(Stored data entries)

[Start]

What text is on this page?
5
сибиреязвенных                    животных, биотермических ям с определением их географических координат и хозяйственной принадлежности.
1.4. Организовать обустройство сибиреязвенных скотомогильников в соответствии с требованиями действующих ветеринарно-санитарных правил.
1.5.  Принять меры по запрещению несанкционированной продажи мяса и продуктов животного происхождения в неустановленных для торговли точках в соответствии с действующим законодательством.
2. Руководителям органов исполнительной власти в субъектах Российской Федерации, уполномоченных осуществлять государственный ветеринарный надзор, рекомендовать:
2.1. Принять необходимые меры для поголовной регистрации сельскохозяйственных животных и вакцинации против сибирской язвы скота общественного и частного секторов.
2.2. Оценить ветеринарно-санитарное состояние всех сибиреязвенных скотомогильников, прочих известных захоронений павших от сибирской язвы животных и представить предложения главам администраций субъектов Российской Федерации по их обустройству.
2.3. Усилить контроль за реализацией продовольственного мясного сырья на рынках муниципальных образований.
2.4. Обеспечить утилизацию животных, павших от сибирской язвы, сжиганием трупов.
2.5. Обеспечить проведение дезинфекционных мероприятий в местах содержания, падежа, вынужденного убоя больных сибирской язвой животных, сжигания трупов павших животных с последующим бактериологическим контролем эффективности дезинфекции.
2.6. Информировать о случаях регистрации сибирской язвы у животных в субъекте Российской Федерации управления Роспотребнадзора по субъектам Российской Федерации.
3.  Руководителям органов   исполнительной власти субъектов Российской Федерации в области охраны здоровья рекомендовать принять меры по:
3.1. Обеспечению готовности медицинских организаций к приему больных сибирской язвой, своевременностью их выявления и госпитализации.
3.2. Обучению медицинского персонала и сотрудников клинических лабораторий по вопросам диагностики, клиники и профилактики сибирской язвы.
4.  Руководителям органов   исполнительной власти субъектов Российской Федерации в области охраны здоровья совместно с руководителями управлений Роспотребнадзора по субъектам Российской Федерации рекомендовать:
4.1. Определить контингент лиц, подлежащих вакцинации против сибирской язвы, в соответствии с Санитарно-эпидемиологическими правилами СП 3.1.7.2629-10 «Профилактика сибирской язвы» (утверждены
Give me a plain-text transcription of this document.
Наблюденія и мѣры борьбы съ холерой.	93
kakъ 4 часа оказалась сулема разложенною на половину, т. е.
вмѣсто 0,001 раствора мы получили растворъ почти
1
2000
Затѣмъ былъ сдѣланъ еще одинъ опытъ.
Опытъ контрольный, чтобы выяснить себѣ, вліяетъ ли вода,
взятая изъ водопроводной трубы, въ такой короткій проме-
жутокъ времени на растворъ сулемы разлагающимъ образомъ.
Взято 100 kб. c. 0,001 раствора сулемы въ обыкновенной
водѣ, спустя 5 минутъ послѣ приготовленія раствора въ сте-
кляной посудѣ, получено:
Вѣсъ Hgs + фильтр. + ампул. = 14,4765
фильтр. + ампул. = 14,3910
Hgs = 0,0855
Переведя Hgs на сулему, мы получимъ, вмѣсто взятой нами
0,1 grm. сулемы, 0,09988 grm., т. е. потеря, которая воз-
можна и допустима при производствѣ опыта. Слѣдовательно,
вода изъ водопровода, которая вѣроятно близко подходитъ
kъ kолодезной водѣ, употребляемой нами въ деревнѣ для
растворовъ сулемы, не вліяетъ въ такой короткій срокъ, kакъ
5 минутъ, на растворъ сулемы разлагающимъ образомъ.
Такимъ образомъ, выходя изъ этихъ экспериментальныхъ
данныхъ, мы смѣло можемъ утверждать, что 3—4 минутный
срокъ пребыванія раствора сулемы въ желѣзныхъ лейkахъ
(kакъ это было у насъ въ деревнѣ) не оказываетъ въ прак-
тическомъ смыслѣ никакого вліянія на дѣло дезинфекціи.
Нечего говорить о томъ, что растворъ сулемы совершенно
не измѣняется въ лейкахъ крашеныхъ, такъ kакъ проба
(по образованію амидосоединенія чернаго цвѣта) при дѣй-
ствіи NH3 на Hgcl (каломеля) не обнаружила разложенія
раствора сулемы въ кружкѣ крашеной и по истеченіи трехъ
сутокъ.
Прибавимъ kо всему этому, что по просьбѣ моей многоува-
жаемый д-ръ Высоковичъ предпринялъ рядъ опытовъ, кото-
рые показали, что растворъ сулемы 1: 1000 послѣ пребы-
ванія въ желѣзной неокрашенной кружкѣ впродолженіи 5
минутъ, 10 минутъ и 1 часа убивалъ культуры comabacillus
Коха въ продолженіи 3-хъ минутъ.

[End]

Goal of the exercise -> Write out every entry verbatim.

Solution to this exercise ->
What text is on this page?
5
сибиреязвенных                    животных, биотермических ям с определением их географических координат и хозяйственной принадлежности.
1.4. Организовать обустройство сибиреязвенных скотомогильников в соответствии с требованиями действующих ветеринарно-санитарных правил.
1.5.  Принять меры по запрещению несанкционированной продажи мяса и продуктов животного происхождения в неустановленных для торговли точках в соответствии с действующим законодательством.
2. Руководителям органов исполнительной власти в субъектах Российской Федерации, уполномоченных осуществлять государственный ветеринарный надзор, рекомендовать:
2.1. Принять необходимые меры для поголовной регистрации сельскохозяйственных животных и вакцинации против сибирской язвы скота общественного и частного секторов.
2.2. Оценить ветеринарно-санитарное состояние всех сибиреязвенных скотомогильников, прочих известных захоронений павших от сибирской язвы животных и представить предложения главам администраций субъектов Российской Федерации по их обустройству.
2.3. Усилить контроль за реализацией продовольственного мясного сырья на рынках муниципальных образований.
2.4. Обеспечить утилизацию животных, павших от сибирской язвы, сжиганием трупов.
2.5. Обеспечить проведение дезинфекционных мероприятий в местах содержания, падежа, вынужденного убоя больных сибирской язвой животных, сжигания трупов павших животных с последующим бактериологическим контролем эффективности дезинфекции.
2.6. Информировать о случаях регистрации сибирской язвы у животных в субъекте Российской Федерации управления Роспотребнадзора по субъектам Российской Федерации.
3.  Руководителям органов   исполнительной власти субъектов Российской Федерации в области охраны здоровья рекомендовать принять меры по:
3.1. Обеспечению готовности медицинских организаций к приему больных сибирской язвой, своевременностью их выявления и госпитализации.
3.2. Обучению медицинского персонала и сотрудников клинических лабораторий по вопросам диагностики, клиники и профилактики сибирской язвы.
4.  Руководителям органов   исполнительной власти субъектов Российской Федерации в области охраны здоровья совместно с руководителями управлений Роспотребнадзора по субъектам Российской Федерации рекомендовать:
4.1. Определить контингент лиц, подлежащих вакцинации против сибирской язвы, в соответствии с Санитарно-эпидемиологическими правилами СП 3.1.7.2629-10 «Профилактика сибирской язвы» (утверждены
Give me a plain-text transcription of this document.
Наблюденія и мѣры борьбы съ холерой.	93
kakъ 4 часа оказалась сулема разложенною на половину, т. е.
вмѣсто 0,001 раствора мы получили растворъ почти
1
2000
Затѣмъ былъ сдѣланъ еще одинъ опытъ.
Опытъ контрольный, чтобы выяснить себѣ, вліяетъ ли вода,
взятая изъ водопроводной трубы, въ такой короткій проме-
жутокъ времени на растворъ сулемы разлагающимъ образомъ.
Взято 100 kб. c. 0,001 раствора сулемы въ обыкновенной
водѣ, спустя 5 минутъ послѣ приготовленія раствора въ сте-
кляной посудѣ, получено:
Вѣсъ Hgs + фильтр. + ампул. = 14,4765
фильтр. + ампул. = 14,3910
Hgs = 0,0855
Переведя Hgs на сулему, мы получимъ, вмѣсто взятой нами
0,1 grm. сулемы, 0,09988 grm., т. е. потеря, которая воз-
можна и допустима при производствѣ опыта. Слѣдовательно,
вода изъ водопровода, которая вѣроятно близко подходитъ
kъ kолодезной водѣ, употребляемой нами въ деревнѣ для
растворовъ сулемы, не вліяетъ въ такой короткій срокъ, kакъ
5 минутъ, на растворъ сулемы разлагающимъ образомъ.
Такимъ образомъ, выходя изъ этихъ экспериментальныхъ
данныхъ, мы смѣло можемъ утверждать, что 3—4 минутный
срокъ пребыванія раствора сулемы въ желѣзныхъ лейkахъ
(kакъ это было у насъ въ деревнѣ) не оказываетъ въ прак-
тическомъ смыслѣ никакого вліянія на дѣло дезинфекціи.
Нечего говорить о томъ, что растворъ сулемы совершенно
не измѣняется въ лейкахъ крашеныхъ, такъ kакъ проба
(по образованію амидосоединенія чернаго цвѣта) при дѣй-
ствіи NH3 на Hgcl (каломеля) не обнаружила разложенія
раствора сулемы въ кружкѣ крашеной и по истеченіи трехъ
сутокъ.
Прибавимъ kо всему этому, что по просьбѣ моей многоува-
жаемый д-ръ Высоковичъ предпринялъ рядъ опытовъ, кото-
рые показали, что растворъ сулемы 1: 1000 послѣ пребы-
ванія въ желѣзной неокрашенной кружкѣ впродолженіи 5
минутъ, 10 минутъ и 1 часа убивалъ культуры comabacillus
Коха въ продолженіи 3-хъ минутъ.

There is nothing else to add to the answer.